Data entries
┄┄┄┄┄┄
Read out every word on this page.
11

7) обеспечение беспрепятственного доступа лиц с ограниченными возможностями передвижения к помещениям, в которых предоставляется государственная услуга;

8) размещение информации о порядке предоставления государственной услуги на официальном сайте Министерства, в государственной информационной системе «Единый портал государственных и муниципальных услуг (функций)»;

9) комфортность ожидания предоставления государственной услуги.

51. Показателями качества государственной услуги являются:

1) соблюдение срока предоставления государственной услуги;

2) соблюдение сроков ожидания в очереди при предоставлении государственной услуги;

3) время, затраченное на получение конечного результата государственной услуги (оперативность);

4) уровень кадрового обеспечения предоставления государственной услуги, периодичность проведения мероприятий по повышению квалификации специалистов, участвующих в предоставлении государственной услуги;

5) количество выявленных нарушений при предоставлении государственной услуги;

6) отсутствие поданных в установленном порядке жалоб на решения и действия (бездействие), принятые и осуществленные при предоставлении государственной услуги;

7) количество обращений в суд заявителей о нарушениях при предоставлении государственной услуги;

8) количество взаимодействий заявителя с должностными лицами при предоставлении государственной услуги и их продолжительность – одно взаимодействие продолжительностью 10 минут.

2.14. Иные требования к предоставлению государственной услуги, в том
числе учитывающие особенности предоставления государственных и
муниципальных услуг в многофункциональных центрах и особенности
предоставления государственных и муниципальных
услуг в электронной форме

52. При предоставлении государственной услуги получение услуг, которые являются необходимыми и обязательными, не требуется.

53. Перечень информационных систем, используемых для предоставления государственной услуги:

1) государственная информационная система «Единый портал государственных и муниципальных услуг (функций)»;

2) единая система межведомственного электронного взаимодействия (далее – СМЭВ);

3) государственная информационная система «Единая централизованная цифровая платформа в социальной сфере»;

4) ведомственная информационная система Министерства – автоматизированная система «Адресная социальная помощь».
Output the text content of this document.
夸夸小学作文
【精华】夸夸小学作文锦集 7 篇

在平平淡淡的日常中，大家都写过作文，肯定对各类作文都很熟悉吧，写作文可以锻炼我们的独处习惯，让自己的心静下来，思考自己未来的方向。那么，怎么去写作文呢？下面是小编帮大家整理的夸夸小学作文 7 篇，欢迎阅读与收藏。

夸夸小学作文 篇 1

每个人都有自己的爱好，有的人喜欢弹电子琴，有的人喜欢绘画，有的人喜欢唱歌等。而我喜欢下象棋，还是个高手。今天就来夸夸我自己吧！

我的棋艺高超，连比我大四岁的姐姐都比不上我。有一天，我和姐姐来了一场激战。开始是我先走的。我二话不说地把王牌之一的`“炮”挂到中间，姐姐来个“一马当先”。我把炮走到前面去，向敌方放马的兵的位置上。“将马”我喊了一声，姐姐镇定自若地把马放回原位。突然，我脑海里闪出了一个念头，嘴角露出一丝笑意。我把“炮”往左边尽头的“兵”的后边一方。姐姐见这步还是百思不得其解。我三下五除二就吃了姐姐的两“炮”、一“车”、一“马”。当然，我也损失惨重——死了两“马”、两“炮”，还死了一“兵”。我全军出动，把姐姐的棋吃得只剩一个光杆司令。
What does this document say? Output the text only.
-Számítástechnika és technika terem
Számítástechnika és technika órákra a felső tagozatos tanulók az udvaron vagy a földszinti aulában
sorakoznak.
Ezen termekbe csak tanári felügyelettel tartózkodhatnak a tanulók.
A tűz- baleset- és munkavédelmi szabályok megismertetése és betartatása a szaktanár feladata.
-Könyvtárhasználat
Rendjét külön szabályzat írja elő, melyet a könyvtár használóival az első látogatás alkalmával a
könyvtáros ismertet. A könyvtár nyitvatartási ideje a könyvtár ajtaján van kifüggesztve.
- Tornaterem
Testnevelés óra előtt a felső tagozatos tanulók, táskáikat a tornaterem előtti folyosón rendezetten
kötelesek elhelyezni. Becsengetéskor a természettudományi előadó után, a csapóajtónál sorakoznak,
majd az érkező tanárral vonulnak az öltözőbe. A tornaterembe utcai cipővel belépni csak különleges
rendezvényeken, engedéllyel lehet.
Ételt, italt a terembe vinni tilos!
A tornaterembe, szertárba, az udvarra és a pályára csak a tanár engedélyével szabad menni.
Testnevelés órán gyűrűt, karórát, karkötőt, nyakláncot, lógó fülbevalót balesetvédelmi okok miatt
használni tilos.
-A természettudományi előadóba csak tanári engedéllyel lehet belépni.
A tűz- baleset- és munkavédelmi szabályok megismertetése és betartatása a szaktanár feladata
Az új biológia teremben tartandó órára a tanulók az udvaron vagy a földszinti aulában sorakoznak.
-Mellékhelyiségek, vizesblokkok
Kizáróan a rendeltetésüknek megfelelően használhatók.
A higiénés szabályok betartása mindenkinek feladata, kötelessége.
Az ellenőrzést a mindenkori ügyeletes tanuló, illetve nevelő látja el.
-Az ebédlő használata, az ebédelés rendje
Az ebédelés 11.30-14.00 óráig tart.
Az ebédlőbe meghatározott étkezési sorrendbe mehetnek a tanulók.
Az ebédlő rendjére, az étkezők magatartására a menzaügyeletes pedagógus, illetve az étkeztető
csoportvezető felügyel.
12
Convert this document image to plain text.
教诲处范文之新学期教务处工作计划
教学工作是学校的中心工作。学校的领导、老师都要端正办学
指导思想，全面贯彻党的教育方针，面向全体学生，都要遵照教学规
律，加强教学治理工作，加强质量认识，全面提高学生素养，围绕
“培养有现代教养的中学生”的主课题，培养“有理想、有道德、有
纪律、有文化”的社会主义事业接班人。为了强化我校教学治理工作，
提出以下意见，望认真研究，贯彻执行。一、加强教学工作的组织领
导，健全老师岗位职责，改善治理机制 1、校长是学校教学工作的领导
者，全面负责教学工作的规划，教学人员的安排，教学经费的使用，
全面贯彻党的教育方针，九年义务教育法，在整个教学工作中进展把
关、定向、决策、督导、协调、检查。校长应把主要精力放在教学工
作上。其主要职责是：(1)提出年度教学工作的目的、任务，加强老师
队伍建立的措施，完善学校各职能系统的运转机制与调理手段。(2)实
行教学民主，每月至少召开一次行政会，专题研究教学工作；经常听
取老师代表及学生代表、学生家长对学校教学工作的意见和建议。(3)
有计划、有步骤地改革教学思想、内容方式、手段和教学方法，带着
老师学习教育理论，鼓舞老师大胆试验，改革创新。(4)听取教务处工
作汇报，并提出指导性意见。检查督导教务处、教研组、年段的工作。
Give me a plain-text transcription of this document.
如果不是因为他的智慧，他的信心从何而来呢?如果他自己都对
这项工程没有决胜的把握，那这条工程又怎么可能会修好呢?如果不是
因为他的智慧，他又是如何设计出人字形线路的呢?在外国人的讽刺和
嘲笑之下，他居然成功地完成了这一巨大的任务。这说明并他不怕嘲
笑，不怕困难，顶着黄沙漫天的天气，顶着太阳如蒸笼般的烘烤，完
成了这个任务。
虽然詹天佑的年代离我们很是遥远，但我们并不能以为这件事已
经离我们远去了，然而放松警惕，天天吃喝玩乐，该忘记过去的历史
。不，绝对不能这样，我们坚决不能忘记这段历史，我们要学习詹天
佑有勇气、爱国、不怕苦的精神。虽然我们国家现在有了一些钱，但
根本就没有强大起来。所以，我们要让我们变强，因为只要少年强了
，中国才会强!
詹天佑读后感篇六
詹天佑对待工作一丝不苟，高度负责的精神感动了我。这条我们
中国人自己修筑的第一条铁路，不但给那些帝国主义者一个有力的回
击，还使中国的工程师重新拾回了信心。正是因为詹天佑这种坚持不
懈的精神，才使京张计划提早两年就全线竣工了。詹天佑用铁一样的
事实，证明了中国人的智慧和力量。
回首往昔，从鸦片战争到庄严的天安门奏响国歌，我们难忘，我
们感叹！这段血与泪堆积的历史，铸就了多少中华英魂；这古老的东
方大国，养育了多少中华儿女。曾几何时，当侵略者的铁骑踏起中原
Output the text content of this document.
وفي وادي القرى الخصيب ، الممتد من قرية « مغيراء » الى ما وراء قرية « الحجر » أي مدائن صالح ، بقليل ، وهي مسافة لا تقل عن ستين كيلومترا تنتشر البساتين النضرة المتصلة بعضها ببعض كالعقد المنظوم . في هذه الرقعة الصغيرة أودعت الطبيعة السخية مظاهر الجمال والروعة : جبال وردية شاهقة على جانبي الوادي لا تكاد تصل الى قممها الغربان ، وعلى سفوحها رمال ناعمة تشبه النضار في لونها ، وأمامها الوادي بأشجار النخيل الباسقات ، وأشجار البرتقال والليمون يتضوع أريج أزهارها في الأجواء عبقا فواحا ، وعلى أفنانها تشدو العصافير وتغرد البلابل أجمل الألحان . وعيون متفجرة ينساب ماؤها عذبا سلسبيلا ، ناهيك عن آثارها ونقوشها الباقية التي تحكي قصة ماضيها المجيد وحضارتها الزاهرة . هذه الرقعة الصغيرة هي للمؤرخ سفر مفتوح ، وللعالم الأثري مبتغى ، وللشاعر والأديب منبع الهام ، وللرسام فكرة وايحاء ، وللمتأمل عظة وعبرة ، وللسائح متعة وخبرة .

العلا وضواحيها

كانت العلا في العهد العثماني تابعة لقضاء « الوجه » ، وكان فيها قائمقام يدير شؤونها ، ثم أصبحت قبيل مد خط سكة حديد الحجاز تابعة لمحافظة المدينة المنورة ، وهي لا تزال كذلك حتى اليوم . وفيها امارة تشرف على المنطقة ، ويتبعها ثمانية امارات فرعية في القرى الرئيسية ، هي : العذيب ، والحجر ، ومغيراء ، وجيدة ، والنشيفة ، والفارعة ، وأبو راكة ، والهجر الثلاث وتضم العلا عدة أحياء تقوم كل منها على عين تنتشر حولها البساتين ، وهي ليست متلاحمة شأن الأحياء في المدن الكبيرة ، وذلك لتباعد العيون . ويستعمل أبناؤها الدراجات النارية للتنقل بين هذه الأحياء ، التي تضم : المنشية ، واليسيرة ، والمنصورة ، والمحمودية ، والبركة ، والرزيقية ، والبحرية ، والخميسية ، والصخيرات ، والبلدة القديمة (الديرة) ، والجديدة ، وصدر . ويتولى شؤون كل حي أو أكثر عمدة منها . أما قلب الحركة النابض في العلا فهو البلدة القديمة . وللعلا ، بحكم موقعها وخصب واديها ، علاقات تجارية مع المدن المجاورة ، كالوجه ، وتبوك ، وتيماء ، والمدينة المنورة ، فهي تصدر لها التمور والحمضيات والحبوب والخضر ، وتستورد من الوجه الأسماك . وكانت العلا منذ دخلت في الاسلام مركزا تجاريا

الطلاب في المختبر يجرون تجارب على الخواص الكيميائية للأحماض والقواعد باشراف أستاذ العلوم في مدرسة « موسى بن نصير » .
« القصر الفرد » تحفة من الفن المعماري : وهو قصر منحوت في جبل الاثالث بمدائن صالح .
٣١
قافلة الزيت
┄┄┄┄┄┄
Your answer should be only a number: how many lines of the data above contain the string "vagy"?

§ FINAL RESULT:
2